> _Problem description_
Reproduce without alteration the lines of the listing from the line containing "y-tick-label: 15 (46, 49, 62, 65)" through the line containing "series-track-8 (425, 152, 504, 181)", both included, and only those lines.

-------- Provided entries --------

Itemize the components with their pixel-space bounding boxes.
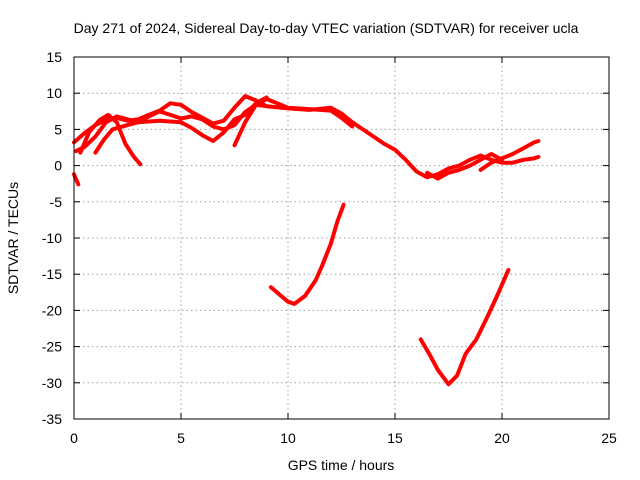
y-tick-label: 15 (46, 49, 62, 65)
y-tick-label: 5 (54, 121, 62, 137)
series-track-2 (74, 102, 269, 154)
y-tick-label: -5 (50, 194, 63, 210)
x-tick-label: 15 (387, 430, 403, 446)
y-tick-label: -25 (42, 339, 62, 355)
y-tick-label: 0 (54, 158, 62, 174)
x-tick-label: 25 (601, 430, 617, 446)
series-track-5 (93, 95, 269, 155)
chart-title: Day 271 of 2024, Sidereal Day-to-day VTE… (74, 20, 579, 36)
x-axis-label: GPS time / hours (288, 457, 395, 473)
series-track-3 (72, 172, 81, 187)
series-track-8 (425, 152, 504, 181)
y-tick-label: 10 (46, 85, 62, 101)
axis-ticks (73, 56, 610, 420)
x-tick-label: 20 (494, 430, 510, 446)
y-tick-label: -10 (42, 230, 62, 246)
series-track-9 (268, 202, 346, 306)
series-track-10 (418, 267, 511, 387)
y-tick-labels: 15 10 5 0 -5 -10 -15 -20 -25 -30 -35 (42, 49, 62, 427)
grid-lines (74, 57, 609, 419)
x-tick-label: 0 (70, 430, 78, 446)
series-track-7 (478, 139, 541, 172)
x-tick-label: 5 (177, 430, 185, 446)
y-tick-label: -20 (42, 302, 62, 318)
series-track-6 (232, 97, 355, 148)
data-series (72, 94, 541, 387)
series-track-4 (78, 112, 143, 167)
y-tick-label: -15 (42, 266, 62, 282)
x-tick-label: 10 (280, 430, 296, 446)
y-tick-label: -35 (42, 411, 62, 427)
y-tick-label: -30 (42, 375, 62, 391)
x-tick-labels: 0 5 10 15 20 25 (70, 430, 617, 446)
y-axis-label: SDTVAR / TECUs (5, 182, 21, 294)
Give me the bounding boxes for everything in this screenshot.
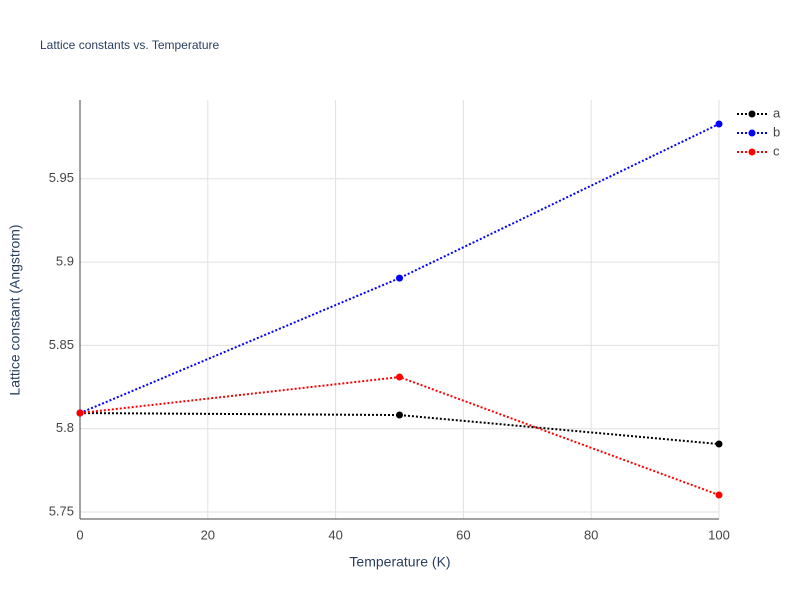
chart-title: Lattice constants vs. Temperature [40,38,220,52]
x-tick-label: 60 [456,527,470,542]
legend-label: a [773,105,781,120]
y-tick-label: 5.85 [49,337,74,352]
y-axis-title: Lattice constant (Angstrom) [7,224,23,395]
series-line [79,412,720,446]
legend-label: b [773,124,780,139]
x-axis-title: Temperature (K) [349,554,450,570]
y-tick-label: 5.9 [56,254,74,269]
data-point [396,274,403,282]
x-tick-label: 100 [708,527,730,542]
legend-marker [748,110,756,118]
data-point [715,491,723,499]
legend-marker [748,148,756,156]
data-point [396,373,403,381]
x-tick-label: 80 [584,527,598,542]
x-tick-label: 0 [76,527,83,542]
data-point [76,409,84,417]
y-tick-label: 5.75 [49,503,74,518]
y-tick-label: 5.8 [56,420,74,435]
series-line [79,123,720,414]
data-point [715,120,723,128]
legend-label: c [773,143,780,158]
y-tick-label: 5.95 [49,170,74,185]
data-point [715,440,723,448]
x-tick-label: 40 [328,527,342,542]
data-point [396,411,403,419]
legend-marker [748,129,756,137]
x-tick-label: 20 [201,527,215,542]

--------
-------- Provided entries --------

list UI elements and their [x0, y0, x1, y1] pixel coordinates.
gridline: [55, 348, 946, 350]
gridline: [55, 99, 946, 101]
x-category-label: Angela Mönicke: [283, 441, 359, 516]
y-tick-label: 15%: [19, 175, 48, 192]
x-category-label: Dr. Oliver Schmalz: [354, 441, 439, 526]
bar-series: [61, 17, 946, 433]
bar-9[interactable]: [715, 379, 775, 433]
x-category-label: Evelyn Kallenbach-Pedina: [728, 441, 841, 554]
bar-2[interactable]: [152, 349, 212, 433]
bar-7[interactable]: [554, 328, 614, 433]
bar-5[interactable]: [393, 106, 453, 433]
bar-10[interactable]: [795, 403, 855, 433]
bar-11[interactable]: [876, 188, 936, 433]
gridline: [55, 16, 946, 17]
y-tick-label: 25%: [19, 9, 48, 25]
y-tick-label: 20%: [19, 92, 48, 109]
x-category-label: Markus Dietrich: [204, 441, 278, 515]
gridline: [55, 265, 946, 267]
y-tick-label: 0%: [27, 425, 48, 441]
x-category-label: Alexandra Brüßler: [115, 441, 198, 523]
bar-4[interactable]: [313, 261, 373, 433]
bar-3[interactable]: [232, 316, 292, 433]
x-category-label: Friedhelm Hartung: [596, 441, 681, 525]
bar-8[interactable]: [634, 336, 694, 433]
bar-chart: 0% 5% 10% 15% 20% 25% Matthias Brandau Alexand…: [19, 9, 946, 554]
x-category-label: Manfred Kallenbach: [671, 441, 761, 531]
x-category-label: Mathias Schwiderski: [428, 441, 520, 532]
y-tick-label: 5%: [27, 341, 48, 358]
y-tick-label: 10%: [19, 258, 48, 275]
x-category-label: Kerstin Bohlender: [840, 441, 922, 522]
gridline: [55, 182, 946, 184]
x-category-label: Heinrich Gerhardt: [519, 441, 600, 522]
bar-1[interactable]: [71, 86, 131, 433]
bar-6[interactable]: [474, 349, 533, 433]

--------
-------- Provided entries --------

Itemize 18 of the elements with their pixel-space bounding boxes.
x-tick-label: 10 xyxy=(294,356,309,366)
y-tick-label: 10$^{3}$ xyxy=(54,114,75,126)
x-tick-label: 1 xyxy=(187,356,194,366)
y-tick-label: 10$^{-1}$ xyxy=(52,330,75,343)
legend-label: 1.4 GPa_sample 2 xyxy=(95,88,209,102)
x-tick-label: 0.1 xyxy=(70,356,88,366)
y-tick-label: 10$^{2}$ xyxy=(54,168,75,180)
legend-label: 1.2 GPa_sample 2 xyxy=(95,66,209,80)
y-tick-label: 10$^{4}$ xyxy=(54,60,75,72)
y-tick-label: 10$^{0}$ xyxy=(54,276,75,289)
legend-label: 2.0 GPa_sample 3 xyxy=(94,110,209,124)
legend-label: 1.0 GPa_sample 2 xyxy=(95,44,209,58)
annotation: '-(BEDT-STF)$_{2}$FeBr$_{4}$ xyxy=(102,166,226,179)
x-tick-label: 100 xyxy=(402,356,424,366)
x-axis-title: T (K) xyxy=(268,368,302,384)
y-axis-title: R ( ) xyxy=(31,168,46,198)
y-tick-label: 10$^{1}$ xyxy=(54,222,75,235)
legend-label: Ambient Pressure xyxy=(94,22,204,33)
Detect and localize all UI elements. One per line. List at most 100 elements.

--------

> _Exercise solution_
y-tick-label: 15 (46, 49, 62, 65)
y-tick-label: 5 (54, 121, 62, 137)
series-track-2 (74, 102, 269, 154)
y-tick-label: -5 (50, 194, 63, 210)
x-tick-label: 15 (387, 430, 403, 446)
y-tick-label: -25 (42, 339, 62, 355)
y-tick-label: 0 (54, 158, 62, 174)
x-tick-label: 25 (601, 430, 617, 446)
series-track-5 (93, 95, 269, 155)
chart-title: Day 271 of 2024, Sidereal Day-to-day VTE… (74, 20, 579, 36)
x-axis-label: GPS time / hours (288, 457, 395, 473)
series-track-3 (72, 172, 81, 187)
series-track-8 (425, 152, 504, 181)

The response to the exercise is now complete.